Given problem ::
Determine how many lines in these records hold "Address". Only the number is wanted.
········
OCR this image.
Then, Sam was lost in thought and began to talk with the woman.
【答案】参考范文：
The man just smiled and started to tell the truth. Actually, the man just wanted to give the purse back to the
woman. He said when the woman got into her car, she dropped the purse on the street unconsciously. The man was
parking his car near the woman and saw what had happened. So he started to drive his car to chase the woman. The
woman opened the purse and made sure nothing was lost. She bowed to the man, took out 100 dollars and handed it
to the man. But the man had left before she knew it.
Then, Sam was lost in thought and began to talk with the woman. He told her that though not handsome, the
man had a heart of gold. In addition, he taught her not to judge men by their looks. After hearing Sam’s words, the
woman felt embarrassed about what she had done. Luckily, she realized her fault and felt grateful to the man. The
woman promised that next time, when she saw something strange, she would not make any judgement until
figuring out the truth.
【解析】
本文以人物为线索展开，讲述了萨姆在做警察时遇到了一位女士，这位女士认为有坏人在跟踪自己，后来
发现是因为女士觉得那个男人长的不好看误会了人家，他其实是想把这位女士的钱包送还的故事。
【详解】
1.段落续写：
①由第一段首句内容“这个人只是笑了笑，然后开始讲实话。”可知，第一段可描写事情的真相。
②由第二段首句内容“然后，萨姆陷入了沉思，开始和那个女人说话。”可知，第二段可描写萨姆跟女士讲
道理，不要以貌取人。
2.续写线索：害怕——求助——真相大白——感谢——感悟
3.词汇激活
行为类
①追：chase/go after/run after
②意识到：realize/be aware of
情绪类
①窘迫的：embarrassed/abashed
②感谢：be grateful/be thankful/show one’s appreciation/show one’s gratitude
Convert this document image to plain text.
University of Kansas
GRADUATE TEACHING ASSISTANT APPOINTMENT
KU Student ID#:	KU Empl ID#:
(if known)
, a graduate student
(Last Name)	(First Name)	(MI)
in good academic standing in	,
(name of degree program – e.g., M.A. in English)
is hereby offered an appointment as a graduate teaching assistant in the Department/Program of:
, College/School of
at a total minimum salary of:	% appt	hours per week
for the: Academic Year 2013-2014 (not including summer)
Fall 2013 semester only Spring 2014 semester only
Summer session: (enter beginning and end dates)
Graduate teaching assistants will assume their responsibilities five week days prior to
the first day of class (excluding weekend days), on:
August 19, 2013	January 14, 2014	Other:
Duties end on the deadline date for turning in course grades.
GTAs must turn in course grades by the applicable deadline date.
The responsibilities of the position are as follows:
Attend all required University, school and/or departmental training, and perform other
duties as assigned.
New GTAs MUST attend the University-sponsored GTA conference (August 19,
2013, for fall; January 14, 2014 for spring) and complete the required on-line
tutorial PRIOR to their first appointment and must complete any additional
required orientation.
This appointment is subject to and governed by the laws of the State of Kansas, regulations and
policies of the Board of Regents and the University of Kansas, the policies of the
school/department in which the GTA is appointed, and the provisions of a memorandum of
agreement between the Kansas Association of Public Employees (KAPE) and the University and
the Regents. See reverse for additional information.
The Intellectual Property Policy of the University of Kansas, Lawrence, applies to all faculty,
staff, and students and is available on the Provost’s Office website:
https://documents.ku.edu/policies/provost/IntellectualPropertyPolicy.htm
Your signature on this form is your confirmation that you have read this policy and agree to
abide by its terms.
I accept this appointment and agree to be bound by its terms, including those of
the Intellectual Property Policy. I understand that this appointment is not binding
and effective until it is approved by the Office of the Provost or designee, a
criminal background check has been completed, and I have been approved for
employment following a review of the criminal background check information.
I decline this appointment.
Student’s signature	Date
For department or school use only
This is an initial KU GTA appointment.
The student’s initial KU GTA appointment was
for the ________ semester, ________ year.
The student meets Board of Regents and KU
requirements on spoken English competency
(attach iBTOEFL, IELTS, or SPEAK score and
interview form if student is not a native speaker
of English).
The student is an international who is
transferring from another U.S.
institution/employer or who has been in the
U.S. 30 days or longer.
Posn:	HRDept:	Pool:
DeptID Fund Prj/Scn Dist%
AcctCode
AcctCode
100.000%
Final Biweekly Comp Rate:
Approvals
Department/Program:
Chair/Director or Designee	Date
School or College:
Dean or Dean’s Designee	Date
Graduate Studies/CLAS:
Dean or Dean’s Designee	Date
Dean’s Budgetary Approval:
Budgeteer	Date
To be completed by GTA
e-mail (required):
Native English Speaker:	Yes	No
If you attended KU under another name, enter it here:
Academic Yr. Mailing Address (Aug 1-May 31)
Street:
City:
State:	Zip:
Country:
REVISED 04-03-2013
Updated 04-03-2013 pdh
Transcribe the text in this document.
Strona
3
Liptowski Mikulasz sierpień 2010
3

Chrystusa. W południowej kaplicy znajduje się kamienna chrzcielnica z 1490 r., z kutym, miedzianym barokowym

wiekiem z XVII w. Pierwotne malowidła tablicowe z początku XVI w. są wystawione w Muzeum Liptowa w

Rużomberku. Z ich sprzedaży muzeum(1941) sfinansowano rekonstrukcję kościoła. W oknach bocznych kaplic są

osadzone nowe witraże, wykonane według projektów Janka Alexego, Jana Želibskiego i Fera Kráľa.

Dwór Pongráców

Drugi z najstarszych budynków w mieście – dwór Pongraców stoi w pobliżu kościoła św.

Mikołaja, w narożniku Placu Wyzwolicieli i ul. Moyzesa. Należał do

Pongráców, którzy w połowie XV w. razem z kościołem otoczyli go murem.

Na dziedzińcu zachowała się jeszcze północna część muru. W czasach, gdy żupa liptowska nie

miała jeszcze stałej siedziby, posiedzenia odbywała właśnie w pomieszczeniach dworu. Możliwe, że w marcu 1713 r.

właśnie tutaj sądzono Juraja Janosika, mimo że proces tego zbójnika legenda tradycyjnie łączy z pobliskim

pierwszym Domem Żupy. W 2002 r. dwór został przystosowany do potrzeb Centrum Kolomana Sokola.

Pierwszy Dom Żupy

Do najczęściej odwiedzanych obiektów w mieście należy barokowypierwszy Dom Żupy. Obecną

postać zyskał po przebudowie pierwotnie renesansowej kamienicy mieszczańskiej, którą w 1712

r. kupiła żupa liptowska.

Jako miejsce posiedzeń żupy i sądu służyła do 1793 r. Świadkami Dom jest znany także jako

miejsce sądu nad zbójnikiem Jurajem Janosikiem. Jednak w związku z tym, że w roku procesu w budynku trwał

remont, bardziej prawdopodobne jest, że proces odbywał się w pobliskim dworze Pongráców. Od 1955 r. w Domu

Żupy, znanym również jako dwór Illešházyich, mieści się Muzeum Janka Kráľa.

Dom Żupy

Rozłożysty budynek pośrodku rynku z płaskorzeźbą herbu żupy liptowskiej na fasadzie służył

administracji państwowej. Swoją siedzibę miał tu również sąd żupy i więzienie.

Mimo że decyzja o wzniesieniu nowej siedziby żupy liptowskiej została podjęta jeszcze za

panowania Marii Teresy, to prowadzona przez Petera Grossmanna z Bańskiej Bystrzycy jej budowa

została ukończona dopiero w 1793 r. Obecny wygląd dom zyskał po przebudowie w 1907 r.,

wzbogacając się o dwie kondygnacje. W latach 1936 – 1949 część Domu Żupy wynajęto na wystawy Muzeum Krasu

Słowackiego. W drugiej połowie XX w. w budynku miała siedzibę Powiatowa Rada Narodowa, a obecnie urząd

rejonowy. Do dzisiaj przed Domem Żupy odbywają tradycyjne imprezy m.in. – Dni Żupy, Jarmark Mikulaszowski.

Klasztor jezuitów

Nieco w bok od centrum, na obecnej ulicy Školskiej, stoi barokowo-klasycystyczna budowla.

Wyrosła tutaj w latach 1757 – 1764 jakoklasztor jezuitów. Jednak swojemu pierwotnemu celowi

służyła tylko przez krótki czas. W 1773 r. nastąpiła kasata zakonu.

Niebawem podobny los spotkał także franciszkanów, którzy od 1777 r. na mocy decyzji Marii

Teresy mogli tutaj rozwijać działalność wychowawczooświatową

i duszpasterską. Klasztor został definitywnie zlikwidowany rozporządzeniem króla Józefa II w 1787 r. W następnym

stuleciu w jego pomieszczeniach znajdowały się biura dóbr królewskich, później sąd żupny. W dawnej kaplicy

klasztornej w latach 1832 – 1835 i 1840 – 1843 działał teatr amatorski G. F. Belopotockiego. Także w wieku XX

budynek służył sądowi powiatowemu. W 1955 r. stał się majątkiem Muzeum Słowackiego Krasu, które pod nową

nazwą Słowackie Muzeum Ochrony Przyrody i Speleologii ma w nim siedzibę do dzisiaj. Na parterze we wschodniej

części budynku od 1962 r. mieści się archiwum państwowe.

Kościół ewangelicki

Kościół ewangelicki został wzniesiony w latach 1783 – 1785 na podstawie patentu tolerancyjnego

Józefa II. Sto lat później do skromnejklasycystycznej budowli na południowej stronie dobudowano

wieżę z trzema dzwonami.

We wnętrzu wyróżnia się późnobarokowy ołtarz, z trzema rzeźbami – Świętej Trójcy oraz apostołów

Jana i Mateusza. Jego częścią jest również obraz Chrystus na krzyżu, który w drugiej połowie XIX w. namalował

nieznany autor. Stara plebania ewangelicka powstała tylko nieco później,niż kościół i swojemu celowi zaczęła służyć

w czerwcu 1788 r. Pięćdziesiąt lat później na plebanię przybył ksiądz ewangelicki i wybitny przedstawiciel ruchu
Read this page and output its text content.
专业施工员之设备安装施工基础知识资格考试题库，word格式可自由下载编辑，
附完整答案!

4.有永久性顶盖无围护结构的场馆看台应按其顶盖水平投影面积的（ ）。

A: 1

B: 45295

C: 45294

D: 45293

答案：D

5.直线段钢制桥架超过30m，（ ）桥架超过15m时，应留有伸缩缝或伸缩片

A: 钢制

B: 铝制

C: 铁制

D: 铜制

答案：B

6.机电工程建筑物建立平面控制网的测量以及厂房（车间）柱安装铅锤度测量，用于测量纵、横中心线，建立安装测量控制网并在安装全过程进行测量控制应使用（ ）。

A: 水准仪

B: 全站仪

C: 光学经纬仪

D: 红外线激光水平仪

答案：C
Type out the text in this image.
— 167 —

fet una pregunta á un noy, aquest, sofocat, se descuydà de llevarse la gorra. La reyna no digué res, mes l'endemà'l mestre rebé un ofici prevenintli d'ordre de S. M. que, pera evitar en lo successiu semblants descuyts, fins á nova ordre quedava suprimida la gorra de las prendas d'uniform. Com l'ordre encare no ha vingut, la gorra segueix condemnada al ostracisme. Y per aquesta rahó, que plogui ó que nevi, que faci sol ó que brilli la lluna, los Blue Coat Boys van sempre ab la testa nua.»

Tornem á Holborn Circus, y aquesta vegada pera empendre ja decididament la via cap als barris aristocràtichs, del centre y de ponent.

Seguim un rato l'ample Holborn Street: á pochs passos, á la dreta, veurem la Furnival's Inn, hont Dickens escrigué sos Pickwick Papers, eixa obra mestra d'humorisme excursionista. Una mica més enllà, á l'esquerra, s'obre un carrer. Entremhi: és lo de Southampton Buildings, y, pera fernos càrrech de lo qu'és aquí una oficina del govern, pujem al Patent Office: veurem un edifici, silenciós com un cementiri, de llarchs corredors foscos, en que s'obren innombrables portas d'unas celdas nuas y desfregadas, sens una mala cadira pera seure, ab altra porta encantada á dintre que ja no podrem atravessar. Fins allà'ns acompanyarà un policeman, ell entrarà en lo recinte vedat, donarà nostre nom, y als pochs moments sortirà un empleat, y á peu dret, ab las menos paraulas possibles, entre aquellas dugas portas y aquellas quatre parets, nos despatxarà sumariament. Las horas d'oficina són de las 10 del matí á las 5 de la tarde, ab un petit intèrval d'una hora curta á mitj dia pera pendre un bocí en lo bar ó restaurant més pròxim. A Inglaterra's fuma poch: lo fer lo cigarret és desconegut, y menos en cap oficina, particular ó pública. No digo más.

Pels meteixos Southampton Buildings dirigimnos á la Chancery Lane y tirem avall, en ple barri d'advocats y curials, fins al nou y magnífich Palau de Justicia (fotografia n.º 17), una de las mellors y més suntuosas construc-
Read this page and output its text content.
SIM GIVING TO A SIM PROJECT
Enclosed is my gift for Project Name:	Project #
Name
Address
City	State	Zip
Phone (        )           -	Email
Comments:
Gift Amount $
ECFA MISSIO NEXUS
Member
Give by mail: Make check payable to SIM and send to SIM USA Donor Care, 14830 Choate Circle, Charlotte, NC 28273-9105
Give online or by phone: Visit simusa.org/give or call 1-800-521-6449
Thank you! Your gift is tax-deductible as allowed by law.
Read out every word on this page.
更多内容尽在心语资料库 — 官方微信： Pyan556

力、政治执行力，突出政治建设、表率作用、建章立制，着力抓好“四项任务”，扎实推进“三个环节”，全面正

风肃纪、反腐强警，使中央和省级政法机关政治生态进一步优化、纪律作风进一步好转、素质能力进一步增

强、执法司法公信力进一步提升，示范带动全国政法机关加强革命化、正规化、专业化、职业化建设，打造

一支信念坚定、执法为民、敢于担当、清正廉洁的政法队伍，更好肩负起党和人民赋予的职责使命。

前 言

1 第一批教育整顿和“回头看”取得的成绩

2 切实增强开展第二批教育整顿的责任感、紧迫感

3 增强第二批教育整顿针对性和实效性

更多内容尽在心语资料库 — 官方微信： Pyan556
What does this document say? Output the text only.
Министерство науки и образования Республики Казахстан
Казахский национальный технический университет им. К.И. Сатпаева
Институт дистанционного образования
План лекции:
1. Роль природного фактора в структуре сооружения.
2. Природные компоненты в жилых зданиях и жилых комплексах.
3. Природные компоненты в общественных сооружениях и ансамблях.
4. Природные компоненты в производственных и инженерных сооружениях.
········
Completed task ::
2